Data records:

-- START --

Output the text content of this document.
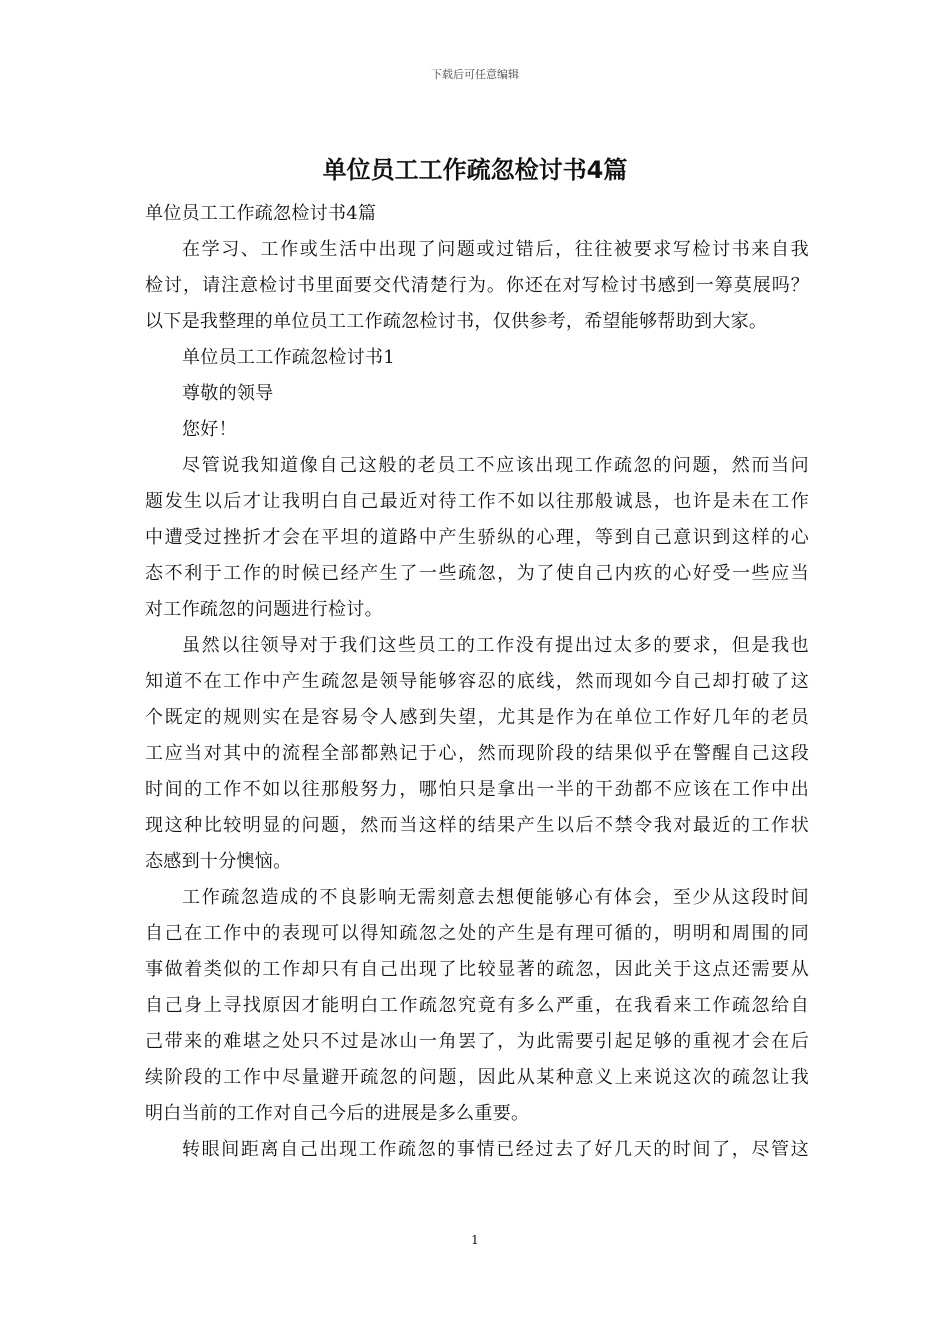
下载后可任意编辑
单位员工工作疏忽检讨书4篇
单位员工工作疏忽检讨书4篇
在学习、工作或生活中出现了问题或过错后，往往被要求写检讨书来自我
检讨，请注意检讨书里面要交代清楚行为。你还在对写检讨书感到一筹莫展吗？
以下是我整理的单位员工工作疏忽检讨书，仅供参考，希望能够帮助到大家。
单位员工工作疏忽检讨书1
尊敬的领导
您好！
尽管说我知道像自己这般的老员工不应该出现工作疏忽的问题，然而当问
题发生以后才让我明白自己最近对待工作不如以往那般诚恳，也许是未在工作
中遭受过挫折才会在平坦的道路中产生骄纵的心理，等到自己意识到这样的心
态不利于工作的时候已经产生了一些疏忽，为了使自己内疚的心好受一些应当
对工作疏忽的问题进行检讨。
虽然以往领导对于我们这些员工的工作没有提出过太多的要求，但是我也
知道不在工作中产生疏忽是领导能够容忍的底线，然而现如今自己却打破了这
个既定的规则实在是容易令人感到失望，尤其是作为在单位工作好几年的老员
工应当对其中的流程全部都熟记于心，然而现阶段的结果似乎在警醒自己这段
时间的工作不如以往那般努力，哪怕只是拿出一半的干劲都不应该在工作中出
现这种比较明显的问题，然而当这样的结果产生以后不禁令我对最近的工作状
态感到十分懊恼。
工作疏忽造成的不良影响无需刻意去想便能够心有体会，至少从这段时间
自己在工作中的表现可以得知疏忽之处的产生是有理可循的，明明和周围的同
事做着类似的工作却只有自己出现了比较显著的疏忽，因此关于这点还需要从
自己身上寻找原因才能明白工作疏忽究竟有多么严重，在我看来工作疏忽给自
己带来的难堪之处只不过是冰山一角罢了，为此需要引起足够的重视才会在后
续阶段的工作中尽量避开疏忽的问题，因此从某种意义上来说这次的疏忽让我
明白当前的工作对自己今后的进展是多么重要。
转眼间距离自己出现工作疏忽的事情已经过去了好几天的时间了，尽管这
1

-- END --

» **TASK DESCRIPTION**
Go through the listing above and write it out again exactly, dropping the pictures.

» **WRITTEN ANSWER**
Output the text content of this document.
下载后可任意编辑
单位员工工作疏忽检讨书4篇
单位员工工作疏忽检讨书4篇
在学习、工作或生活中出现了问题或过错后，往往被要求写检讨书来自我
检讨，请注意检讨书里面要交代清楚行为。你还在对写检讨书感到一筹莫展吗？
以下是我整理的单位员工工作疏忽检讨书，仅供参考，希望能够帮助到大家。
单位员工工作疏忽检讨书1
尊敬的领导
您好！
尽管说我知道像自己这般的老员工不应该出现工作疏忽的问题，然而当问
题发生以后才让我明白自己最近对待工作不如以往那般诚恳，也许是未在工作
中遭受过挫折才会在平坦的道路中产生骄纵的心理，等到自己意识到这样的心
态不利于工作的时候已经产生了一些疏忽，为了使自己内疚的心好受一些应当
对工作疏忽的问题进行检讨。
虽然以往领导对于我们这些员工的工作没有提出过太多的要求，但是我也
知道不在工作中产生疏忽是领导能够容忍的底线，然而现如今自己却打破了这
个既定的规则实在是容易令人感到失望，尤其是作为在单位工作好几年的老员
工应当对其中的流程全部都熟记于心，然而现阶段的结果似乎在警醒自己这段
时间的工作不如以往那般努力，哪怕只是拿出一半的干劲都不应该在工作中出
现这种比较明显的问题，然而当这样的结果产生以后不禁令我对最近的工作状
态感到十分懊恼。
工作疏忽造成的不良影响无需刻意去想便能够心有体会，至少从这段时间
自己在工作中的表现可以得知疏忽之处的产生是有理可循的，明明和周围的同
事做着类似的工作却只有自己出现了比较显著的疏忽，因此关于这点还需要从
自己身上寻找原因才能明白工作疏忽究竟有多么严重，在我看来工作疏忽给自
己带来的难堪之处只不过是冰山一角罢了，为此需要引起足够的重视才会在后
续阶段的工作中尽量避开疏忽的问题，因此从某种意义上来说这次的疏忽让我
明白当前的工作对自己今后的进展是多么重要。
转眼间距离自己出现工作疏忽的事情已经过去了好几天的时间了，尽管这
1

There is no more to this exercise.